DIRECTIVE: Exactly as they appear, copy the lines of the listing from the one containing "Enumerate this screenshot's" through the final line, both included, and nothing else.

* start DATA RECORDS *

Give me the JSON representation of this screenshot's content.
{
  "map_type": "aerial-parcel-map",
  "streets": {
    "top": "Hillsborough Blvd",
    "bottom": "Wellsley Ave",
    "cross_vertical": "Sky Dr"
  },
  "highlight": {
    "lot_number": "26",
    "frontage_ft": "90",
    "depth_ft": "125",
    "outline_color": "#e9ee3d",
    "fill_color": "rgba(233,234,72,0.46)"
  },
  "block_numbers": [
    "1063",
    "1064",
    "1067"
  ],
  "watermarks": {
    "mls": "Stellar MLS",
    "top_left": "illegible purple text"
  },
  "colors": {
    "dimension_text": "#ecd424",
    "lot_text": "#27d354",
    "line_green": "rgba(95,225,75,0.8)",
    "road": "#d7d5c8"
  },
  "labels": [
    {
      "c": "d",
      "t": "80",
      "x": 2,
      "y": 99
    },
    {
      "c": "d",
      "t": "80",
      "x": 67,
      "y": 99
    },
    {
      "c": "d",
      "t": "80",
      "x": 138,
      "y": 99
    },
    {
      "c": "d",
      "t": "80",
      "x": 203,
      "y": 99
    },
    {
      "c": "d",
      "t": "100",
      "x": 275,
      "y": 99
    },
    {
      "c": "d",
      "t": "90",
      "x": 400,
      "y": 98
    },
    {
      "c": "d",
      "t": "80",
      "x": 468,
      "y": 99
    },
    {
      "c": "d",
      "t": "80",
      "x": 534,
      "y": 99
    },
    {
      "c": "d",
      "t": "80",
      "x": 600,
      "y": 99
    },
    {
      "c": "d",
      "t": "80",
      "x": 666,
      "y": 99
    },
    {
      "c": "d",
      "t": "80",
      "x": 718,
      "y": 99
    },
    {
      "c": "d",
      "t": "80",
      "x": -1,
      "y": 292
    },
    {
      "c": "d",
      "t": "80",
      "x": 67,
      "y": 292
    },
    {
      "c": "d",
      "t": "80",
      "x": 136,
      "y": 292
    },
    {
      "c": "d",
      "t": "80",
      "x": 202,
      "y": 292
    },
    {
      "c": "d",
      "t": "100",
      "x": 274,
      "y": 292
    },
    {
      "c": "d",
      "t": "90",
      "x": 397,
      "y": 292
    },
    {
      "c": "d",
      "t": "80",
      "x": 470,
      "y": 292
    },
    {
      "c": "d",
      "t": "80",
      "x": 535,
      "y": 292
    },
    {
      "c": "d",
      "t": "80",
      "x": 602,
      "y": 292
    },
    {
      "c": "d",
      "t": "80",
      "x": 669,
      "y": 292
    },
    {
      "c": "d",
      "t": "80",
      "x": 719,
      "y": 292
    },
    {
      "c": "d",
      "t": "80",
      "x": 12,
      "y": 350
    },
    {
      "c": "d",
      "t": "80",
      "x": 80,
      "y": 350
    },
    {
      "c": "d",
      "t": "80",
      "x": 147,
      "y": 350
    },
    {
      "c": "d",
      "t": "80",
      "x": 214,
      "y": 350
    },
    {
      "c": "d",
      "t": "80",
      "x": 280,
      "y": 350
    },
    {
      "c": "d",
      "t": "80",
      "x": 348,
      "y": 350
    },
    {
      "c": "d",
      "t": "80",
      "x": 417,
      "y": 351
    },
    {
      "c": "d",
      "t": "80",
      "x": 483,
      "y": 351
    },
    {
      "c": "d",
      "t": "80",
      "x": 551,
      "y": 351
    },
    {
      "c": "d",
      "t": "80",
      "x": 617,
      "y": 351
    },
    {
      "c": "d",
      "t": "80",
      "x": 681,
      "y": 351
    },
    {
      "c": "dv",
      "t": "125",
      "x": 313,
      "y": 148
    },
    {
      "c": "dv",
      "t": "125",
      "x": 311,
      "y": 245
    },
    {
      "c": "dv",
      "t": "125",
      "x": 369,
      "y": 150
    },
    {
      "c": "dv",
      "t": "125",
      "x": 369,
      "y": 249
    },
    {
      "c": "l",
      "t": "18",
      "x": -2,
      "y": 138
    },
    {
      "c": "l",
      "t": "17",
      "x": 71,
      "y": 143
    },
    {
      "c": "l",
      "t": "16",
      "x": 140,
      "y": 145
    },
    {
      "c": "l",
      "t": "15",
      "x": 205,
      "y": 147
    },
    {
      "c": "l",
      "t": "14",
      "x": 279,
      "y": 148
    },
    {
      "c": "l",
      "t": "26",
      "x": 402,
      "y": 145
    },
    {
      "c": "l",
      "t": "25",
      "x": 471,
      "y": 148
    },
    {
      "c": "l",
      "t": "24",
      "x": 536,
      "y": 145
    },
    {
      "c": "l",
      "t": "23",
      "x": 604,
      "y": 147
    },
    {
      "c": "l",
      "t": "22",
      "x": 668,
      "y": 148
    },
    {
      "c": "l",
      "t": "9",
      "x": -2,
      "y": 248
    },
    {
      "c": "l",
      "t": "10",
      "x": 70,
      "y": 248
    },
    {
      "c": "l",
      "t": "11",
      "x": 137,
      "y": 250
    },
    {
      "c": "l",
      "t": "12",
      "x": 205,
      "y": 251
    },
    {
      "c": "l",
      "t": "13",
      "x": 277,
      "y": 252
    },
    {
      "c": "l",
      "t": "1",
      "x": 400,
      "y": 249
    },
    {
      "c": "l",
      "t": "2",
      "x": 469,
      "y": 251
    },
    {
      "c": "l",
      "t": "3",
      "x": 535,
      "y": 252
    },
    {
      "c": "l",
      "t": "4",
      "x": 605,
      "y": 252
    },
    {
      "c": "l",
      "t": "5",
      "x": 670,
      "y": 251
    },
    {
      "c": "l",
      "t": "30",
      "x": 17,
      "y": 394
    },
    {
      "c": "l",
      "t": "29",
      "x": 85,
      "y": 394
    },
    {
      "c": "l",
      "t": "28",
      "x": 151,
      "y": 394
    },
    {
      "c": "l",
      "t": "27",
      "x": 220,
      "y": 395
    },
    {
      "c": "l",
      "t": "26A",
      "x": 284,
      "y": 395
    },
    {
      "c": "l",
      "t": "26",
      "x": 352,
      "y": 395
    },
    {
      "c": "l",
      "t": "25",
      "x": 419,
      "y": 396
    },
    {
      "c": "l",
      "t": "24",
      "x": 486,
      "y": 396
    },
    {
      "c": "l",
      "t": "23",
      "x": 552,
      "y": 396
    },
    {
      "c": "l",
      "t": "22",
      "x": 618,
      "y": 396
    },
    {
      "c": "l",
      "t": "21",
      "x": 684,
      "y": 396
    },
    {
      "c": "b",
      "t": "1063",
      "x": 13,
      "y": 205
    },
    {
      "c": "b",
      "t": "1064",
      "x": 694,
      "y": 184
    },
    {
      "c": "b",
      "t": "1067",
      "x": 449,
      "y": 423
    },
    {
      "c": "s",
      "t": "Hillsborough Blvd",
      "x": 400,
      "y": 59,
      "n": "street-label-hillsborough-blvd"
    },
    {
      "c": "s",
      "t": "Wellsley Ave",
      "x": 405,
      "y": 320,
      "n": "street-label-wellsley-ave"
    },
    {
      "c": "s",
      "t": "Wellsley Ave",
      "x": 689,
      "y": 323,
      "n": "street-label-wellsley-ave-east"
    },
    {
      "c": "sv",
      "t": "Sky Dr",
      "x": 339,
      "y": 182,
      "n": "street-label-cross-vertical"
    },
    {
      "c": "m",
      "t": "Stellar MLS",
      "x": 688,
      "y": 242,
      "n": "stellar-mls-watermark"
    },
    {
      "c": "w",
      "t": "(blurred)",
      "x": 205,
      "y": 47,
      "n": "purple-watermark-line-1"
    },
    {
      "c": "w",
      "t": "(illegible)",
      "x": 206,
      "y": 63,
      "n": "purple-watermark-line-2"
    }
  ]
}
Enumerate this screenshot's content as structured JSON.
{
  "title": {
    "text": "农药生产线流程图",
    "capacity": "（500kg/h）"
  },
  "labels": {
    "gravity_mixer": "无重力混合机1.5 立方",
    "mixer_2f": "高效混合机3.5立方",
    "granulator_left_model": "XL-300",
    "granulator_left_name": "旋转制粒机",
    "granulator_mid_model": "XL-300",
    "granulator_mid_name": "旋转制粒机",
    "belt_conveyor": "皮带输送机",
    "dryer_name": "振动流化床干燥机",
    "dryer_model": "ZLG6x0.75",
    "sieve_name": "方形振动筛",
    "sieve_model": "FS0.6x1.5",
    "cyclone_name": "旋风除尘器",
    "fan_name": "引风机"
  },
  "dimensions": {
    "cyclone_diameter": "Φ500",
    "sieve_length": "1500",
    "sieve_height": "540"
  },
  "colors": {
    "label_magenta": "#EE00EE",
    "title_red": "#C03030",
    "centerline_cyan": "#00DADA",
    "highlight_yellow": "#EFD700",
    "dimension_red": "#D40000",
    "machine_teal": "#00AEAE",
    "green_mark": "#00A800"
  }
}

* end DATA RECORDS *

REPLY TO THE TASK:
Enumerate this screenshot's content as structured JSON.
{
  "title": {
    "text": "农药生产线流程图",
    "capacity": "（500kg/h）"
  },
  "labels": {
    "gravity_mixer": "无重力混合机1.5 立方",
    "mixer_2f": "高效混合机3.5立方",
    "granulator_left_model": "XL-300",
    "granulator_left_name": "旋转制粒机",
    "granulator_mid_model": "XL-300",
    "granulator_mid_name": "旋转制粒机",
    "belt_conveyor": "皮带输送机",
    "dryer_name": "振动流化床干燥机",
    "dryer_model": "ZLG6x0.75",
    "sieve_name": "方形振动筛",
    "sieve_model": "FS0.6x1.5",
    "cyclone_name": "旋风除尘器",
    "fan_name": "引风机"
  },
  "dimensions": {
    "cyclone_diameter": "Φ500",
    "sieve_length": "1500",
    "sieve_height": "540"
  },
  "colors": {
    "label_magenta": "#EE00EE",
    "title_red": "#C03030",
    "centerline_cyan": "#00DADA",
    "highlight_yellow": "#EFD700",
    "dimension_red": "#D40000",
    "machine_teal": "#00AEAE",
    "green_mark": "#00A800"
  }
}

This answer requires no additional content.